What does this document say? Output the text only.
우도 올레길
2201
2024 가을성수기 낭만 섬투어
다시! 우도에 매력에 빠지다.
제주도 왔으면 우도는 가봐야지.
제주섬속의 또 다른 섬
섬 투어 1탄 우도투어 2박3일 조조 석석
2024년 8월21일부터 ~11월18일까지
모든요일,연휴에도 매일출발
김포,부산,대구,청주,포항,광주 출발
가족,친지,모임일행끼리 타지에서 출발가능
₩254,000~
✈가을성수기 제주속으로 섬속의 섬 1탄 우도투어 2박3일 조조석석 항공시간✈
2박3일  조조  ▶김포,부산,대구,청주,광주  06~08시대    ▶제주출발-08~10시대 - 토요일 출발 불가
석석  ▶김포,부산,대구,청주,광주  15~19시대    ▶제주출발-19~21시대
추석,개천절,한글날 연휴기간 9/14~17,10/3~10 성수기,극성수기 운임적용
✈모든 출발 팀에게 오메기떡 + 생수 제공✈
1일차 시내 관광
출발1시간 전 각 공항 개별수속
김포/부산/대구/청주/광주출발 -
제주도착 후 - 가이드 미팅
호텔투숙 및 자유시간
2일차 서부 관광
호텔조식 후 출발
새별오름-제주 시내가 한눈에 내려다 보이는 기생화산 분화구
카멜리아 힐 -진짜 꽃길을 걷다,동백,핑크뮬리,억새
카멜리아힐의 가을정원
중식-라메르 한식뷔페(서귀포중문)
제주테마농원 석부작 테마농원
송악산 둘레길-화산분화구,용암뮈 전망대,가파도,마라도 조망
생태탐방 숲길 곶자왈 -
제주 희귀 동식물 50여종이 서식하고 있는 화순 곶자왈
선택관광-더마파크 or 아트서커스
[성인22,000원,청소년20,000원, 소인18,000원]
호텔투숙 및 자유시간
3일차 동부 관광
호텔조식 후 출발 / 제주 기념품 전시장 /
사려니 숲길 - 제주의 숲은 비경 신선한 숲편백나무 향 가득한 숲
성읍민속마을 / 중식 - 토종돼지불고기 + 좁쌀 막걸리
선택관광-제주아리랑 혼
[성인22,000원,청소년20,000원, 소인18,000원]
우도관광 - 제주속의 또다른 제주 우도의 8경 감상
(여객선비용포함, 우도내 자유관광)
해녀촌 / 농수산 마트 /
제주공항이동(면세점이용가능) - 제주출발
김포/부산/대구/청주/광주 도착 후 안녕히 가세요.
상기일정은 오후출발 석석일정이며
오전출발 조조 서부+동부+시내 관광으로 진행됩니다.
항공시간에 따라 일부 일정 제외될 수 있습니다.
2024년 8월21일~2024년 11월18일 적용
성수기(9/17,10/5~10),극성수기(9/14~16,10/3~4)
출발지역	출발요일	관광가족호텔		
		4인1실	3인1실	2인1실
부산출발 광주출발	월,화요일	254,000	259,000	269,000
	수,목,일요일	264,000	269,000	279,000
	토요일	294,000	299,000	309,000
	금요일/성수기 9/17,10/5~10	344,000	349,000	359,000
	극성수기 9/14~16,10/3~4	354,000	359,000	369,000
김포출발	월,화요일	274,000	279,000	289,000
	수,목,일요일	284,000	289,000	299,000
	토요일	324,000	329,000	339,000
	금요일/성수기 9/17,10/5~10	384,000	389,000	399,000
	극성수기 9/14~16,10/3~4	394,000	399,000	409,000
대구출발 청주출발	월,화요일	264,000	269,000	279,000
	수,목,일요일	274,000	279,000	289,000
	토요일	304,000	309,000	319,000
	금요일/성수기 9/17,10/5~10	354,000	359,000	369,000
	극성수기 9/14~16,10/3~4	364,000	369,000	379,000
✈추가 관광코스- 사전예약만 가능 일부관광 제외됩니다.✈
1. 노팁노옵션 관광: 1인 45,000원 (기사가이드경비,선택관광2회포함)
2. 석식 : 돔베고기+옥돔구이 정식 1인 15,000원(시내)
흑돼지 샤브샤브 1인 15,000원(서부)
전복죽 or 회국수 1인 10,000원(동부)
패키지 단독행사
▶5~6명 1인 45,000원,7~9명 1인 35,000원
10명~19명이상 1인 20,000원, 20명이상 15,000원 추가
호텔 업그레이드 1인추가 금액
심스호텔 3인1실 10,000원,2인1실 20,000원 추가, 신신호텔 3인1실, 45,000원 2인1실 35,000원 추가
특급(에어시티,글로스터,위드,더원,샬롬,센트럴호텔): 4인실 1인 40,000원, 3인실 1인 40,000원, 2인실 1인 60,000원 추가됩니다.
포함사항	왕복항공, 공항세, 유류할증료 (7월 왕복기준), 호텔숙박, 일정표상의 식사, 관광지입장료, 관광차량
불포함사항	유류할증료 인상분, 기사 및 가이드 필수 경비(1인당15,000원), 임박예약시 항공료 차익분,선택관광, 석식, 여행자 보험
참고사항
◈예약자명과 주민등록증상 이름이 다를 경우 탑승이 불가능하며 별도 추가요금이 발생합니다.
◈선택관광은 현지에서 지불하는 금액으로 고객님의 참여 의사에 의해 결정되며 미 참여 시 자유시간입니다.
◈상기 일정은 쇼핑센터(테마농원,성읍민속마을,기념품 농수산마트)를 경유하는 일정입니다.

══════════════════════════════

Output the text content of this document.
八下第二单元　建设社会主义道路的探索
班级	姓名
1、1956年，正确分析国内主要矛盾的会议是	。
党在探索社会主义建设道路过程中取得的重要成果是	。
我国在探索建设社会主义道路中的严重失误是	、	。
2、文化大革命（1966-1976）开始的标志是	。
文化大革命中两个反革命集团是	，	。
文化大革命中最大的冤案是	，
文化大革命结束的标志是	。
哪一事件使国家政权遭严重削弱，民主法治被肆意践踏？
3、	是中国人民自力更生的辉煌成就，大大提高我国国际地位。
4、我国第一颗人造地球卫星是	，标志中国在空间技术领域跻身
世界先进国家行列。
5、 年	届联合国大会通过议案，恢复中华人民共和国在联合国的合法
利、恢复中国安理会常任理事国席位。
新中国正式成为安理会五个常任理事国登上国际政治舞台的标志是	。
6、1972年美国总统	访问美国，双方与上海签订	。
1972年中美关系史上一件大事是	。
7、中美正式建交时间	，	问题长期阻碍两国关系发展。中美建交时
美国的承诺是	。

══════════════════════════════

Problem to work on -> Lines that include the word "유류할증료" are to be extracted from the data above.

Worked answer ->
포함사항	왕복항공, 공항세, 유류할증료 (7월 왕복기준), 호텔숙박, 일정표상의 식사, 관광지입장료, 관광차량
불포함사항	유류할증료 인상분, 기사 및 가이드 필수 경비(1인당15,000원), 임박예약시 항공료 차익분,선택관광, 석식, 여행자 보험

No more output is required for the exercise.